» **SELECTED PASSAGE**:
US unemployment claims drop to lowest since 1969

Unemployment claims dropped by 43,000 to 184,000 last week
 Job seekers wait in line to enter the San Francisco Hire Event job fair on November 9, 2011 in San Francisco, California. The national unemployment rate dipped this past month to 9 percent in October after employers added 80,000 jobs.
SAN FRANCISCO, CA - NOVEMBER 09: Job seekers wait in line to enter the San Francisco Hire Event job fair on November 9, 2011 in San Francisco, California. The national unemployment rate dipped this past month to 9 percent in October after employers added 80,000 jobs. Photo credit Photo by Justin Sullivan/Getty Images

The number of Americans applying for unemployment benefits hit a 52-year low last week, as the country's job market is recovering from the COVID-19 pandemic and recession.

The Labor Department said on Thursday that unemployment claims dropped 43,000 to 184,000 last week -- the lowest it's been since September 1969. The four-week moving average fell below 219,000, the lowest since the pandemic hit the United States in March 2020.

Stephen Stanley, chief economist at Amherst Pierpont Securities, said that seasonal volatility contributed to last week's drop in claims as the job market fluctuates during the holiday seasons. Claims actually rose by nearly 64,000 to almost 281,000 before seasonal adjustments.

Just under two million Americans were collecting traditional unemployment benefits the week that ended Nov. 27.

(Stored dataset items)

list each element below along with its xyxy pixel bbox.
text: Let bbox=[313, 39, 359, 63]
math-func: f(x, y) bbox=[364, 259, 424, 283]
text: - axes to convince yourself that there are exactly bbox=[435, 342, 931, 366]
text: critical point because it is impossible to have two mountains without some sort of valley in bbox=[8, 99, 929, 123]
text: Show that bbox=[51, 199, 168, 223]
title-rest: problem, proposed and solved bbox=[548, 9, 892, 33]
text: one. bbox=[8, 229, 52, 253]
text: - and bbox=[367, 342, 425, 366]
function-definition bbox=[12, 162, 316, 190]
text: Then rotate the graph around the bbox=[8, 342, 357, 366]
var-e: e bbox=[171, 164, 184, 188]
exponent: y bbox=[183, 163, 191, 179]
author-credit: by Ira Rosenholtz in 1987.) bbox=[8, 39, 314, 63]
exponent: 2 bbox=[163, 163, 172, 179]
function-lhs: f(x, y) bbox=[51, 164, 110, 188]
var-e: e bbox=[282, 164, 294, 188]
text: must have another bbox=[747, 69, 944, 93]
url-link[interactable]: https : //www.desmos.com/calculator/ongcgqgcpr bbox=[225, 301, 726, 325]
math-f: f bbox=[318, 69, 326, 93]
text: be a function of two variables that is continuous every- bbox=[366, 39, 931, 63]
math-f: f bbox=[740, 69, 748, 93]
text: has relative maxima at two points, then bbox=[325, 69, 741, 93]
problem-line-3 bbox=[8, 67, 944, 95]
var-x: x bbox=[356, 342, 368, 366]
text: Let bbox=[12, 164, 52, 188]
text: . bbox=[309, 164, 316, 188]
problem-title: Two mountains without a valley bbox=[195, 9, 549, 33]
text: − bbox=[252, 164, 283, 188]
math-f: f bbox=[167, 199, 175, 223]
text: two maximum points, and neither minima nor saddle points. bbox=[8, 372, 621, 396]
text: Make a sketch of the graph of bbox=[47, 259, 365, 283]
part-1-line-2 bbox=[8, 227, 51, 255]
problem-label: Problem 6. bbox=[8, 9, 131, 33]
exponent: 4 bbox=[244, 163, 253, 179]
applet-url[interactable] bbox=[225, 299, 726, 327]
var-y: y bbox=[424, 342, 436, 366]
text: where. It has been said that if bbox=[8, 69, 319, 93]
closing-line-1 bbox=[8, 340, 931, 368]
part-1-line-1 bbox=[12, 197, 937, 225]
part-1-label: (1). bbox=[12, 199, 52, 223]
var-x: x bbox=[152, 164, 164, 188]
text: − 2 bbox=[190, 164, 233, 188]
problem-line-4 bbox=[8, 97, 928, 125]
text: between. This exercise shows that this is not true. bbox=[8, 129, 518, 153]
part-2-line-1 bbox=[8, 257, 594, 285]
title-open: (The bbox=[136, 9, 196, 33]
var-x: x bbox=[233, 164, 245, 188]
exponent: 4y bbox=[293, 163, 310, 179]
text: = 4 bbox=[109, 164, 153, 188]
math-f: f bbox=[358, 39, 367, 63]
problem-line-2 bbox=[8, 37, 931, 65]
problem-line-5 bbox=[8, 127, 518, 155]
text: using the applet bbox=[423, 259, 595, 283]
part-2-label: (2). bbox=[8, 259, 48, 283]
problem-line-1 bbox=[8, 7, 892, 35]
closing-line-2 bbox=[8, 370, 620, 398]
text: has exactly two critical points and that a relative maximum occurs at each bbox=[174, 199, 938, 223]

» **ACTIONS TO TAKE**:
A) In the article on unemployment claims, what position does Stephen Stanley hold?
B) Return the part of the article on unemployment claims that begins at the words "US unemployment claims" and stops after "pandemic and recession.".
None of those lines is needed here.

» **TASK RESULTS**:
A) He is chief economist at Amherst Pierpont Securities.

B)
US unemployment claims drop to lowest since 1969

Unemployment claims dropped by 43,000 to 184,000 last week
 Job seekers wait in line to enter the San Francisco Hire Event job fair on November 9, 2011 in San Francisco, California. The national unemployment rate dipped this past month to 9 percent in October after employers added 80,000 jobs.
SAN FRANCISCO, CA - NOVEMBER 09: Job seekers wait in line to enter the San Francisco Hire Event job fair on November 9, 2011 in San Francisco, California. The national unemployment rate dipped this past month to 9 percent in October after employers added 80,000 jobs. Photo credit Photo by Justin Sullivan/Getty Images

The number of Americans applying for unemployment benefits hit a 52-year low last week, as the country's job market is recovering from the COVID-19 pandemic and recession.